What the exercise asks.
Copy out all of the data below with no alterations.
>>>>>
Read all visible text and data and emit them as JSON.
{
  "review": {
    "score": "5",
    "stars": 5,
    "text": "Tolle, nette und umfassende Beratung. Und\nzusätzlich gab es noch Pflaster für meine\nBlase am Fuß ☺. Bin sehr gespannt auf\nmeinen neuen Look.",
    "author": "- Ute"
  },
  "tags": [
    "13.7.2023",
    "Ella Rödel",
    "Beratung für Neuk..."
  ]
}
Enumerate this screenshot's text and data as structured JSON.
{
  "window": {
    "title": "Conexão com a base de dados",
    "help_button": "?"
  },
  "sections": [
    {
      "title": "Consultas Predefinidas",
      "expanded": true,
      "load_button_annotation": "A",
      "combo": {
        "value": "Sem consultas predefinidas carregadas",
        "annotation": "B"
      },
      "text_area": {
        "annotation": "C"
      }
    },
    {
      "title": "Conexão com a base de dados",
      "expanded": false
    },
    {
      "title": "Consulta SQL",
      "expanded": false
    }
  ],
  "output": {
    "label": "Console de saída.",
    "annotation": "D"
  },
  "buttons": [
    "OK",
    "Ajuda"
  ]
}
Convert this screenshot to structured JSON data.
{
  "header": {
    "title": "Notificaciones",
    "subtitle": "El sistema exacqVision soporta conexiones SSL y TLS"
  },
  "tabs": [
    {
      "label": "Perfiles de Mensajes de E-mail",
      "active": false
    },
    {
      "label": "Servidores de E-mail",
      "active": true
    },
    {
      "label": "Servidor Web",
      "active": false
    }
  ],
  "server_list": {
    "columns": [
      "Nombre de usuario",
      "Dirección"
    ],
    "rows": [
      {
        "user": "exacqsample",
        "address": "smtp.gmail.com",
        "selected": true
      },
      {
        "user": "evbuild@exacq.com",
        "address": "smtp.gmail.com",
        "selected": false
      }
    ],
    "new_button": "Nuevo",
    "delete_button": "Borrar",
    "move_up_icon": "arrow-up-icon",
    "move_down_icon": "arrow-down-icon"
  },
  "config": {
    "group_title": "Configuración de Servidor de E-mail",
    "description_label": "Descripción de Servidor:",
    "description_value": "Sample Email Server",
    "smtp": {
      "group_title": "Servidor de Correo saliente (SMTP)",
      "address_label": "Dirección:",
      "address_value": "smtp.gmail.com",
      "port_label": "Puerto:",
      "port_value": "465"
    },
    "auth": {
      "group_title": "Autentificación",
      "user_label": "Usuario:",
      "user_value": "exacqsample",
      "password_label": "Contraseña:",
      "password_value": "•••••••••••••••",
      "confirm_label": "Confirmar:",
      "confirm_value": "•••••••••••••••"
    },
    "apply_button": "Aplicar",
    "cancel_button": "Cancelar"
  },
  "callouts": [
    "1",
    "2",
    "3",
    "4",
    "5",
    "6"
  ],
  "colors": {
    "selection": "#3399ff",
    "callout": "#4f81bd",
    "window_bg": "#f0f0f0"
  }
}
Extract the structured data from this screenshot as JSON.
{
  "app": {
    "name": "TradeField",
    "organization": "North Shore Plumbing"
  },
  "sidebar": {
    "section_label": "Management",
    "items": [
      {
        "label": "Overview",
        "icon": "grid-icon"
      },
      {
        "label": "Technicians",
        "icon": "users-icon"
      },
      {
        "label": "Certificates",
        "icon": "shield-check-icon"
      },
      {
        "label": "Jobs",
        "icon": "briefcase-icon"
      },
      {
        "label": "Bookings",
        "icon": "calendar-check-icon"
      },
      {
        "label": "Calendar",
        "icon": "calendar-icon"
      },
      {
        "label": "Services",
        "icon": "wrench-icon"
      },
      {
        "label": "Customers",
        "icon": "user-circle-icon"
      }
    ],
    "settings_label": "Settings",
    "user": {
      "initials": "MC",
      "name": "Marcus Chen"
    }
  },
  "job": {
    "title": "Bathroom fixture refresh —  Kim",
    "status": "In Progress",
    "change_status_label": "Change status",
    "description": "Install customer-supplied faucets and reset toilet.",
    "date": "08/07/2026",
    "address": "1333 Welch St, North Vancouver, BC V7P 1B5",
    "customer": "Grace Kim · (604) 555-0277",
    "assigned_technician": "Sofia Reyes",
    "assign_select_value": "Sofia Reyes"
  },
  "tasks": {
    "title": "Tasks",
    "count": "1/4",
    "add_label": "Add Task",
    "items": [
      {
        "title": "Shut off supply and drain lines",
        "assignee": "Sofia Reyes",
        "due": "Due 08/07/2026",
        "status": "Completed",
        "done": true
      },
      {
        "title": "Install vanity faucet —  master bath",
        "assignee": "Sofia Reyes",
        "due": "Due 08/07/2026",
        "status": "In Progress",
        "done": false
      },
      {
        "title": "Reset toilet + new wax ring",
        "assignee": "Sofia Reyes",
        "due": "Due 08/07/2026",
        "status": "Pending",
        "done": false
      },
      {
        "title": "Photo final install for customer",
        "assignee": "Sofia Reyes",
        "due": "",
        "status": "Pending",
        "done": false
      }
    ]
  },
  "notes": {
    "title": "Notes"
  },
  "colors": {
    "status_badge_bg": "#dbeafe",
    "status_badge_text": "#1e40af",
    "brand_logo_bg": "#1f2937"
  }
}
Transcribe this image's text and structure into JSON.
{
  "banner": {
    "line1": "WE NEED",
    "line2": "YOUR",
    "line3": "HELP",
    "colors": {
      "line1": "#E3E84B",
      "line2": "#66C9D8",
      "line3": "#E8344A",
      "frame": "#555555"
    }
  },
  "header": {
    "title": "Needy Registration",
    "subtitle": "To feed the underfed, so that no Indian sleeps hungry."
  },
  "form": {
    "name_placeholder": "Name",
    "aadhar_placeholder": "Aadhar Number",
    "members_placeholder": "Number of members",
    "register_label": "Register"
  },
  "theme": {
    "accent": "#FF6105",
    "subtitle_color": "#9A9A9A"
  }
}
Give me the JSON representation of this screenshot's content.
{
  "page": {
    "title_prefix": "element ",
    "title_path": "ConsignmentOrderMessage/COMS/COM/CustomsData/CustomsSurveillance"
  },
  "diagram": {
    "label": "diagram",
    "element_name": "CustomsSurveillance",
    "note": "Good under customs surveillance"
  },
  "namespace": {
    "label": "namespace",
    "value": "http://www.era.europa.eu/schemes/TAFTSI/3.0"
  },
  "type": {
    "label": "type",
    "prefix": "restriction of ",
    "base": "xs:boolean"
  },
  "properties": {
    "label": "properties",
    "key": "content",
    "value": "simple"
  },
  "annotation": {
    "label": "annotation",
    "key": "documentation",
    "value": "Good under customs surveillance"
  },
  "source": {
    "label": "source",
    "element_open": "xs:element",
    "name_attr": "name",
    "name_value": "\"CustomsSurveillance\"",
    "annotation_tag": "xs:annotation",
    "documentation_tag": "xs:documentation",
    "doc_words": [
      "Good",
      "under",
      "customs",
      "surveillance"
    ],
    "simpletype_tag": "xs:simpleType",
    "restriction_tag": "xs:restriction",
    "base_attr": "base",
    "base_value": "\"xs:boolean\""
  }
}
<<<<<
Full response.
Read all visible text and data and emit them as JSON.
{
  "review": {
    "score": "5",
    "stars": 5,
    "text": "Tolle, nette und umfassende Beratung. Und\nzusätzlich gab es noch Pflaster für meine\nBlase am Fuß ☺. Bin sehr gespannt auf\nmeinen neuen Look.",
    "author": "- Ute"
  },
  "tags": [
    "13.7.2023",
    "Ella Rödel",
    "Beratung für Neuk..."
  ]
}
Enumerate this screenshot's text and data as structured JSON.
{
  "window": {
    "title": "Conexão com a base de dados",
    "help_button": "?"
  },
  "sections": [
    {
      "title": "Consultas Predefinidas",
      "expanded": true,
      "load_button_annotation": "A",
      "combo": {
        "value": "Sem consultas predefinidas carregadas",
        "annotation": "B"
      },
      "text_area": {
        "annotation": "C"
      }
    },
    {
      "title": "Conexão com a base de dados",
      "expanded": false
    },
    {
      "title": "Consulta SQL",
      "expanded": false
    }
  ],
  "output": {
    "label": "Console de saída.",
    "annotation": "D"
  },
  "buttons": [
    "OK",
    "Ajuda"
  ]
}
Convert this screenshot to structured JSON data.
{
  "header": {
    "title": "Notificaciones",
    "subtitle": "El sistema exacqVision soporta conexiones SSL y TLS"
  },
  "tabs": [
    {
      "label": "Perfiles de Mensajes de E-mail",
      "active": false
    },
    {
      "label": "Servidores de E-mail",
      "active": true
    },
    {
      "label": "Servidor Web",
      "active": false
    }
  ],
  "server_list": {
    "columns": [
      "Nombre de usuario",
      "Dirección"
    ],
    "rows": [
      {
        "user": "exacqsample",
        "address": "smtp.gmail.com",
        "selected": true
      },
      {
        "user": "evbuild@exacq.com",
        "address": "smtp.gmail.com",
        "selected": false
      }
    ],
    "new_button": "Nuevo",
    "delete_button": "Borrar",
    "move_up_icon": "arrow-up-icon",
    "move_down_icon": "arrow-down-icon"
  },
  "config": {
    "group_title": "Configuración de Servidor de E-mail",
    "description_label": "Descripción de Servidor:",
    "description_value": "Sample Email Server",
    "smtp": {
      "group_title": "Servidor de Correo saliente (SMTP)",
      "address_label": "Dirección:",
      "address_value": "smtp.gmail.com",
      "port_label": "Puerto:",
      "port_value": "465"
    },
    "auth": {
      "group_title": "Autentificación",
      "user_label": "Usuario:",
      "user_value": "exacqsample",
      "password_label": "Contraseña:",
      "password_value": "•••••••••••••••",
      "confirm_label": "Confirmar:",
      "confirm_value": "•••••••••••••••"
    },
    "apply_button": "Aplicar",
    "cancel_button": "Cancelar"
  },
  "callouts": [
    "1",
    "2",
    "3",
    "4",
    "5",
    "6"
  ],
  "colors": {
    "selection": "#3399ff",
    "callout": "#4f81bd",
    "window_bg": "#f0f0f0"
  }
}
Extract the structured data from this screenshot as JSON.
{
  "app": {
    "name": "TradeField",
    "organization": "North Shore Plumbing"
  },
  "sidebar": {
    "section_label": "Management",
    "items": [
      {
        "label": "Overview",
        "icon": "grid-icon"
      },
      {
        "label": "Technicians",
        "icon": "users-icon"
      },
      {
        "label": "Certificates",
        "icon": "shield-check-icon"
      },
      {
        "label": "Jobs",
        "icon": "briefcase-icon"
      },
      {
        "label": "Bookings",
        "icon": "calendar-check-icon"
      },
      {
        "label": "Calendar",
        "icon": "calendar-icon"
      },
      {
        "label": "Services",
        "icon": "wrench-icon"
      },
      {
        "label": "Customers",
        "icon": "user-circle-icon"
      }
    ],
    "settings_label": "Settings",
    "user": {
      "initials": "MC",
      "name": "Marcus Chen"
    }
  },
  "job": {
    "title": "Bathroom fixture refresh —  Kim",
    "status": "In Progress",
    "change_status_label": "Change status",
    "description": "Install customer-supplied faucets and reset toilet.",
    "date": "08/07/2026",
    "address": "1333 Welch St, North Vancouver, BC V7P 1B5",
    "customer": "Grace Kim · (604) 555-0277",
    "assigned_technician": "Sofia Reyes",
    "assign_select_value": "Sofia Reyes"
  },
  "tasks": {
    "title": "Tasks",
    "count": "1/4",
    "add_label": "Add Task",
    "items": [
      {
        "title": "Shut off supply and drain lines",
        "assignee": "Sofia Reyes",
        "due": "Due 08/07/2026",
        "status": "Completed",
        "done": true
      },
      {
        "title": "Install vanity faucet —  master bath",
        "assignee": "Sofia Reyes",
        "due": "Due 08/07/2026",
        "status": "In Progress",
        "done": false
      },
      {
        "title": "Reset toilet + new wax ring",
        "assignee": "Sofia Reyes",
        "due": "Due 08/07/2026",
        "status": "Pending",
        "done": false
      },
      {
        "title": "Photo final install for customer",
        "assignee": "Sofia Reyes",
        "due": "",
        "status": "Pending",
        "done": false
      }
    ]
  },
  "notes": {
    "title": "Notes"
  },
  "colors": {
    "status_badge_bg": "#dbeafe",
    "status_badge_text": "#1e40af",
    "brand_logo_bg": "#1f2937"
  }
}
Transcribe this image's text and structure into JSON.
{
  "banner": {
    "line1": "WE NEED",
    "line2": "YOUR",
    "line3": "HELP",
    "colors": {
      "line1": "#E3E84B",
      "line2": "#66C9D8",
      "line3": "#E8344A",
      "frame": "#555555"
    }
  },
  "header": {
    "title": "Needy Registration",
    "subtitle": "To feed the underfed, so that no Indian sleeps hungry."
  },
  "form": {
    "name_placeholder": "Name",
    "aadhar_placeholder": "Aadhar Number",
    "members_placeholder": "Number of members",
    "register_label": "Register"
  },
  "theme": {
    "accent": "#FF6105",
    "subtitle_color": "#9A9A9A"
  }
}
Give me the JSON representation of this screenshot's content.
{
  "page": {
    "title_prefix": "element ",
    "title_path": "ConsignmentOrderMessage/COMS/COM/CustomsData/CustomsSurveillance"
  },
  "diagram": {
    "label": "diagram",
    "element_name": "CustomsSurveillance",
    "note": "Good under customs surveillance"
  },
  "namespace": {
    "label": "namespace",
    "value": "http://www.era.europa.eu/schemes/TAFTSI/3.0"
  },
  "type": {
    "label": "type",
    "prefix": "restriction of ",
    "base": "xs:boolean"
  },
  "properties": {
    "label": "properties",
    "key": "content",
    "value": "simple"
  },
  "annotation": {
    "label": "annotation",
    "key": "documentation",
    "value": "Good under customs surveillance"
  },
  "source": {
    "label": "source",
    "element_open": "xs:element",
    "name_attr": "name",
    "name_value": "\"CustomsSurveillance\"",
    "annotation_tag": "xs:annotation",
    "documentation_tag": "xs:documentation",
    "doc_words": [
      "Good",
      "under",
      "customs",
      "surveillance"
    ],
    "simpletype_tag": "xs:simpleType",
    "restriction_tag": "xs:restriction",
    "base_attr": "base",
    "base_value": "\"xs:boolean\""
  }
}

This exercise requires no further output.